Items listed in a dataset →
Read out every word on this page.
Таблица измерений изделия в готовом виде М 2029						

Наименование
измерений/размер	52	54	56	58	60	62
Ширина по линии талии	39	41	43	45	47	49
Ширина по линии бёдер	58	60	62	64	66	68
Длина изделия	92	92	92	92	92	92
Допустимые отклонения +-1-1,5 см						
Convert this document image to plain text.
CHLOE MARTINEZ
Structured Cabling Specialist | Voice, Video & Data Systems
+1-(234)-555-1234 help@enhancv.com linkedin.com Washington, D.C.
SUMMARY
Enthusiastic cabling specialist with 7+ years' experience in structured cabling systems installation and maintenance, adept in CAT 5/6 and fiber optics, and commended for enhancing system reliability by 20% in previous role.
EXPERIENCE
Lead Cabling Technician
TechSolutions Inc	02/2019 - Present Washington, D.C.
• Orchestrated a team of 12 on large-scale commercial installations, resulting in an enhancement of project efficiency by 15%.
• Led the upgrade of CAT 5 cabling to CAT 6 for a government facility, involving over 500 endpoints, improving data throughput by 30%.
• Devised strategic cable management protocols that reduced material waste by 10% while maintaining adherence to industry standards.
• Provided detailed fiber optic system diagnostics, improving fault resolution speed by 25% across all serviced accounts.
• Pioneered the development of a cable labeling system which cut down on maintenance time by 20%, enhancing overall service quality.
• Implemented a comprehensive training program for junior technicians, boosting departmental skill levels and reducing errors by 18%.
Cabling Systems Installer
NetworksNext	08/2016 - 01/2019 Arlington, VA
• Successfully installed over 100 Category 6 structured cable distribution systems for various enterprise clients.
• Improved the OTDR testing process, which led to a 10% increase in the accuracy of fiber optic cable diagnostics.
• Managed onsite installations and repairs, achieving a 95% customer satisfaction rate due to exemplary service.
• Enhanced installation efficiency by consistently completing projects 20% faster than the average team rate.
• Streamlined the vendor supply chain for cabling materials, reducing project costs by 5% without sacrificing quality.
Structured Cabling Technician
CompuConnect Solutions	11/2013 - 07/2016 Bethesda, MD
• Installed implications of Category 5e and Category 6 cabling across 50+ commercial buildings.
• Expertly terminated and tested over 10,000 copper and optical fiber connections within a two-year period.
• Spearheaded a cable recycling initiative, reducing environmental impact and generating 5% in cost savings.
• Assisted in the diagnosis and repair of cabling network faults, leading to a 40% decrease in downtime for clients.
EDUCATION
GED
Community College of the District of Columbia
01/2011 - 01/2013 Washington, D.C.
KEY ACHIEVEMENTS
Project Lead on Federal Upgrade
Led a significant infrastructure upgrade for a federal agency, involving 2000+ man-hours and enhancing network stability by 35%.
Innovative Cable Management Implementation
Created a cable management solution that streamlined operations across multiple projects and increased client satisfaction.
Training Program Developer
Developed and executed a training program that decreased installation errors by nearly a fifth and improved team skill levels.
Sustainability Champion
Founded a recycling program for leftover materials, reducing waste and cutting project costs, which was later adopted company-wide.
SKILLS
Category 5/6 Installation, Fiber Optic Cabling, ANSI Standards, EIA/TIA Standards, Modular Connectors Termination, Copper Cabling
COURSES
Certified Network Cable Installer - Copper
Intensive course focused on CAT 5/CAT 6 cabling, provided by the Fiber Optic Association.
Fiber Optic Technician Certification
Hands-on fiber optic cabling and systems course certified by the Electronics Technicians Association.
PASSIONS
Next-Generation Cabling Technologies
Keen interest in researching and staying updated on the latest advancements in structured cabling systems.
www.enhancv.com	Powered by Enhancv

SET PROBLEM → Using the listing above, please repeat every entry exactly.

EXERCISE RESULT →
Read out every word on this page.
Таблица измерений изделия в готовом виде М 2029						

Наименование
измерений/размер	52	54	56	58	60	62
Ширина по линии талии	39	41	43	45	47	49
Ширина по линии бёдер	58	60	62	64	66	68
Длина изделия	92	92	92	92	92	92
Допустимые отклонения +-1-1,5 см						
Convert this document image to plain text.
CHLOE MARTINEZ
Structured Cabling Specialist | Voice, Video & Data Systems
+1-(234)-555-1234 help@enhancv.com linkedin.com Washington, D.C.
SUMMARY
Enthusiastic cabling specialist with 7+ years' experience in structured cabling systems installation and maintenance, adept in CAT 5/6 and fiber optics, and commended for enhancing system reliability by 20% in previous role.
EXPERIENCE
Lead Cabling Technician
TechSolutions Inc	02/2019 - Present Washington, D.C.
• Orchestrated a team of 12 on large-scale commercial installations, resulting in an enhancement of project efficiency by 15%.
• Led the upgrade of CAT 5 cabling to CAT 6 for a government facility, involving over 500 endpoints, improving data throughput by 30%.
• Devised strategic cable management protocols that reduced material waste by 10% while maintaining adherence to industry standards.
• Provided detailed fiber optic system diagnostics, improving fault resolution speed by 25% across all serviced accounts.
• Pioneered the development of a cable labeling system which cut down on maintenance time by 20%, enhancing overall service quality.
• Implemented a comprehensive training program for junior technicians, boosting departmental skill levels and reducing errors by 18%.
Cabling Systems Installer
NetworksNext	08/2016 - 01/2019 Arlington, VA
• Successfully installed over 100 Category 6 structured cable distribution systems for various enterprise clients.
• Improved the OTDR testing process, which led to a 10% increase in the accuracy of fiber optic cable diagnostics.
• Managed onsite installations and repairs, achieving a 95% customer satisfaction rate due to exemplary service.
• Enhanced installation efficiency by consistently completing projects 20% faster than the average team rate.
• Streamlined the vendor supply chain for cabling materials, reducing project costs by 5% without sacrificing quality.
Structured Cabling Technician
CompuConnect Solutions	11/2013 - 07/2016 Bethesda, MD
• Installed implications of Category 5e and Category 6 cabling across 50+ commercial buildings.
• Expertly terminated and tested over 10,000 copper and optical fiber connections within a two-year period.
• Spearheaded a cable recycling initiative, reducing environmental impact and generating 5% in cost savings.
• Assisted in the diagnosis and repair of cabling network faults, leading to a 40% decrease in downtime for clients.
EDUCATION
GED
Community College of the District of Columbia
01/2011 - 01/2013 Washington, D.C.
KEY ACHIEVEMENTS
Project Lead on Federal Upgrade
Led a significant infrastructure upgrade for a federal agency, involving 2000+ man-hours and enhancing network stability by 35%.
Innovative Cable Management Implementation
Created a cable management solution that streamlined operations across multiple projects and increased client satisfaction.
Training Program Developer
Developed and executed a training program that decreased installation errors by nearly a fifth and improved team skill levels.
Sustainability Champion
Founded a recycling program for leftover materials, reducing waste and cutting project costs, which was later adopted company-wide.
SKILLS
Category 5/6 Installation, Fiber Optic Cabling, ANSI Standards, EIA/TIA Standards, Modular Connectors Termination, Copper Cabling
COURSES
Certified Network Cable Installer - Copper
Intensive course focused on CAT 5/CAT 6 cabling, provided by the Fiber Optic Association.
Fiber Optic Technician Certification
Hands-on fiber optic cabling and systems course certified by the Electronics Technicians Association.
PASSIONS
Next-Generation Cabling Technologies
Keen interest in researching and staying updated on the latest advancements in structured cabling systems.
www.enhancv.com	Powered by Enhancv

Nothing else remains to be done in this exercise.